* Exercise brief:
Print each of the following items verbatim, keeping every line unchanged.

Layout region items

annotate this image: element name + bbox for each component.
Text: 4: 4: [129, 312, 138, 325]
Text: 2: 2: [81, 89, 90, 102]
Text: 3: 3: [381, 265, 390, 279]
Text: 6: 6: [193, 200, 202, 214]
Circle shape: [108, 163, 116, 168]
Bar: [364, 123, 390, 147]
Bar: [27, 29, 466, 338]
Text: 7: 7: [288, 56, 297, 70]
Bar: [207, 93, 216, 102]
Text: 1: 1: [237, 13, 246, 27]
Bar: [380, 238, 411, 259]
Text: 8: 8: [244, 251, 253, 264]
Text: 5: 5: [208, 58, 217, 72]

* Output:
annotate this image: element name + bbox for each component.
Text: 4: 4: [129, 312, 138, 325]
Text: 2: 2: [81, 89, 90, 102]
Text: 3: 3: [381, 265, 390, 279]
Text: 6: 6: [193, 200, 202, 214]
Circle shape: [108, 163, 116, 168]
Bar: [364, 123, 390, 147]
Bar: [27, 29, 466, 338]
Text: 7: 7: [288, 56, 297, 70]
Bar: [207, 93, 216, 102]
Text: 1: 1: [237, 13, 246, 27]
Bar: [380, 238, 411, 259]
Text: 8: 8: [244, 251, 253, 264]
Text: 5: 5: [208, 58, 217, 72]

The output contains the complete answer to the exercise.